| Given request |
Copy out each line exactly as it appears.
start
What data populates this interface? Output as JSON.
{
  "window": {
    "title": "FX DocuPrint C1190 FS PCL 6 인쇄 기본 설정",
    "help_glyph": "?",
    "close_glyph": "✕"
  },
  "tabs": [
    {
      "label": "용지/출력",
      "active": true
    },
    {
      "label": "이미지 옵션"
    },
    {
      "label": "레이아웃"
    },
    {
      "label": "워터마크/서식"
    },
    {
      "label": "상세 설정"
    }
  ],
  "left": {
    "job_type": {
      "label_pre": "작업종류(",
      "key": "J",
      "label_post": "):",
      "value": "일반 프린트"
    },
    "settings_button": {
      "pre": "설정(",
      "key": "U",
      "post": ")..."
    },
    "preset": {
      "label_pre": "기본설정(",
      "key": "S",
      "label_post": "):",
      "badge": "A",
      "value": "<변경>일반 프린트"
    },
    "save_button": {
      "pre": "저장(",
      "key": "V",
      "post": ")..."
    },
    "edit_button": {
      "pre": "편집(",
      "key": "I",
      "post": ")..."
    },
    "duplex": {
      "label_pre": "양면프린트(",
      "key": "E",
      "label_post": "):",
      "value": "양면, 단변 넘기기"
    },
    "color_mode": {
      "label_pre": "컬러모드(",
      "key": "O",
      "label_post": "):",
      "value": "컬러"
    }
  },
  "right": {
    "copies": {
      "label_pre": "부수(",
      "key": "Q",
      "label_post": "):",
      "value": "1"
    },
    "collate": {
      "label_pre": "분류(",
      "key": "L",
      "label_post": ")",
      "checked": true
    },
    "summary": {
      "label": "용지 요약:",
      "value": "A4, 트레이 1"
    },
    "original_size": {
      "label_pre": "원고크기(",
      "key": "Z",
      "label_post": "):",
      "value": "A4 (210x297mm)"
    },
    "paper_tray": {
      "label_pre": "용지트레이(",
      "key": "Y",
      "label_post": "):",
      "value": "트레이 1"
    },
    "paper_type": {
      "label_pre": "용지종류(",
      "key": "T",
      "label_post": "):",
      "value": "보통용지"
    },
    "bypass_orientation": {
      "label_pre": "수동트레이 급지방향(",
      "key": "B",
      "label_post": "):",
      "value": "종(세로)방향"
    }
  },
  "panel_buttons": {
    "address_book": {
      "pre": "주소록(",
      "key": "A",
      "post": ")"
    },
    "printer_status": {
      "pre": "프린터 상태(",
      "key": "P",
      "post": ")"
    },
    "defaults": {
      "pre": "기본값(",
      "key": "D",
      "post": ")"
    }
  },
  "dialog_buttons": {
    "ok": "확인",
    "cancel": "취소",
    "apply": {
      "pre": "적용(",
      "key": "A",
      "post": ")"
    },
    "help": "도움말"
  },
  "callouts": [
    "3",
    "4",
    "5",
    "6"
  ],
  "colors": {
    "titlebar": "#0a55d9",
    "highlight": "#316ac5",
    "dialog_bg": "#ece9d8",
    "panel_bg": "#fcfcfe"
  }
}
end
| Exercise output |
What data populates this interface? Output as JSON.
{
  "window": {
    "title": "FX DocuPrint C1190 FS PCL 6 인쇄 기본 설정",
    "help_glyph": "?",
    "close_glyph": "✕"
  },
  "tabs": [
    {
      "label": "용지/출력",
      "active": true
    },
    {
      "label": "이미지 옵션"
    },
    {
      "label": "레이아웃"
    },
    {
      "label": "워터마크/서식"
    },
    {
      "label": "상세 설정"
    }
  ],
  "left": {
    "job_type": {
      "label_pre": "작업종류(",
      "key": "J",
      "label_post": "):",
      "value": "일반 프린트"
    },
    "settings_button": {
      "pre": "설정(",
      "key": "U",
      "post": ")..."
    },
    "preset": {
      "label_pre": "기본설정(",
      "key": "S",
      "label_post": "):",
      "badge": "A",
      "value": "<변경>일반 프린트"
    },
    "save_button": {
      "pre": "저장(",
      "key": "V",
      "post": ")..."
    },
    "edit_button": {
      "pre": "편집(",
      "key": "I",
      "post": ")..."
    },
    "duplex": {
      "label_pre": "양면프린트(",
      "key": "E",
      "label_post": "):",
      "value": "양면, 단변 넘기기"
    },
    "color_mode": {
      "label_pre": "컬러모드(",
      "key": "O",
      "label_post": "):",
      "value": "컬러"
    }
  },
  "right": {
    "copies": {
      "label_pre": "부수(",
      "key": "Q",
      "label_post": "):",
      "value": "1"
    },
    "collate": {
      "label_pre": "분류(",
      "key": "L",
      "label_post": ")",
      "checked": true
    },
    "summary": {
      "label": "용지 요약:",
      "value": "A4, 트레이 1"
    },
    "original_size": {
      "label_pre": "원고크기(",
      "key": "Z",
      "label_post": "):",
      "value": "A4 (210x297mm)"
    },
    "paper_tray": {
      "label_pre": "용지트레이(",
      "key": "Y",
      "label_post": "):",
      "value": "트레이 1"
    },
    "paper_type": {
      "label_pre": "용지종류(",
      "key": "T",
      "label_post": "):",
      "value": "보통용지"
    },
    "bypass_orientation": {
      "label_pre": "수동트레이 급지방향(",
      "key": "B",
      "label_post": "):",
      "value": "종(세로)방향"
    }
  },
  "panel_buttons": {
    "address_book": {
      "pre": "주소록(",
      "key": "A",
      "post": ")"
    },
    "printer_status": {
      "pre": "프린터 상태(",
      "key": "P",
      "post": ")"
    },
    "defaults": {
      "pre": "기본값(",
      "key": "D",
      "post": ")"
    }
  },
  "dialog_buttons": {
    "ok": "확인",
    "cancel": "취소",
    "apply": {
      "pre": "적용(",
      "key": "A",
      "post": ")"
    },
    "help": "도움말"
  },
  "callouts": [
    "3",
    "4",
    "5",
    "6"
  ],
  "colors": {
    "titlebar": "#0a55d9",
    "highlight": "#316ac5",
    "dialog_bg": "#ece9d8",
    "panel_bg": "#fcfcfe"
  }
}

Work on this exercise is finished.